Extracted records
━━━━━━━━━━
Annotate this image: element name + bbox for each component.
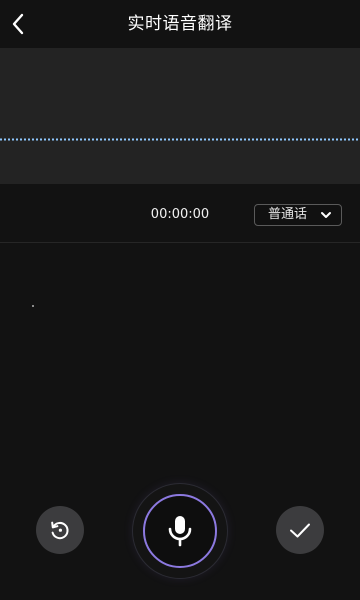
- rotate-ccw-icon: [51, 521, 69, 540]
- language-select[interactable]: 普通话: [254, 204, 342, 226]
- page-title: 实时语音翻译: [127, 14, 233, 34]
- recording-timer: 00:00:00: [150, 207, 210, 222]
- waveform-panel: [0, 48, 360, 184]
- top-app-bar: 实时语音翻译: [0, 0, 360, 48]
- recording-controls-row: 00:00:00 普通话: [0, 184, 360, 243]
- reset-button[interactable]: [36, 506, 84, 554]
- record-button[interactable]: [143, 494, 217, 568]
- language-select-value: 普通话: [268, 207, 308, 222]
- confirm-button[interactable]: [276, 506, 324, 554]
- checkmark-icon: [290, 523, 310, 538]
- waveform-line: [0, 138, 360, 141]
- text-cursor: [32, 305, 34, 307]
- microphone-icon: [168, 516, 192, 547]
- chevron-down-icon: [319, 208, 333, 222]
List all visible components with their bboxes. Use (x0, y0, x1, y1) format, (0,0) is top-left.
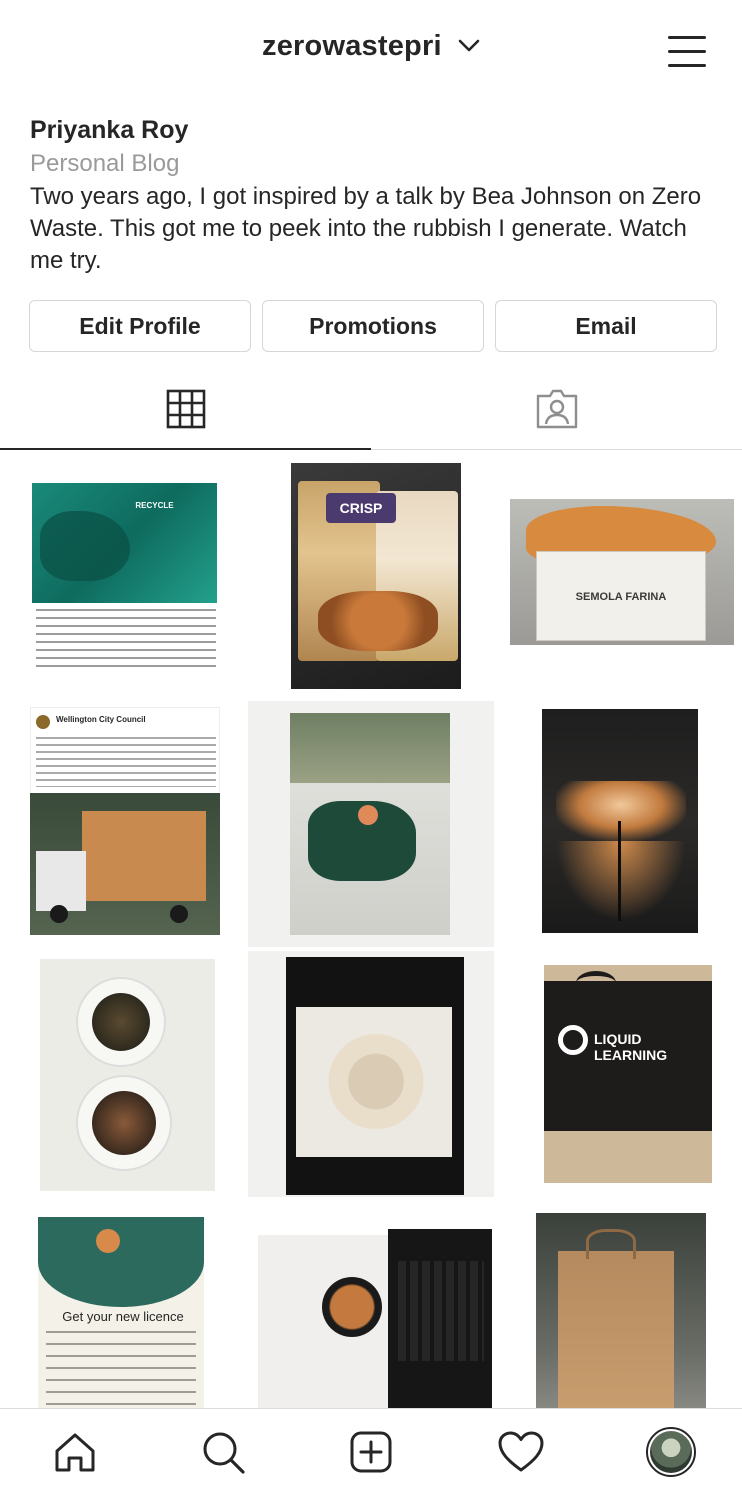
━━━━━━━━━━
• **Exercise goal**
Put each line of the material above into a numbered list, skipping any blank lines and leaving out the pictures.

• **Solution to the exercise**
1. Annotate this image: element name + bbox for each component.
2. - rotate-ccw-icon: [51, 521, 69, 540]
3. - language-select[interactable]: 普通话: [254, 204, 342, 226]
4. - page-title: 实时语音翻译: [127, 14, 233, 34]
5. - recording-timer: 00:00:00: [150, 207, 210, 222]
6. - waveform-panel: [0, 48, 360, 184]
7. - top-app-bar: 实时语音翻译: [0, 0, 360, 48]
8. - recording-controls-row: 00:00:00 普通话: [0, 184, 360, 243]
9. - reset-button[interactable]: [36, 506, 84, 554]
10. - record-button[interactable]: [143, 494, 217, 568]
11. - language-select-value: 普通话: [268, 207, 308, 222]
12. - confirm-button[interactable]: [276, 506, 324, 554]
13. - checkmark-icon: [290, 523, 310, 538]
14. - waveform-line: [0, 138, 360, 141]
15. - text-cursor: [32, 305, 34, 307]
16. - microphone-icon: [168, 516, 192, 547]
17. - chevron-down-icon: [319, 208, 333, 222]
18. List all visible components with their bboxes. Use (x0, y0, x1, y1) format, (0,0) is top-left.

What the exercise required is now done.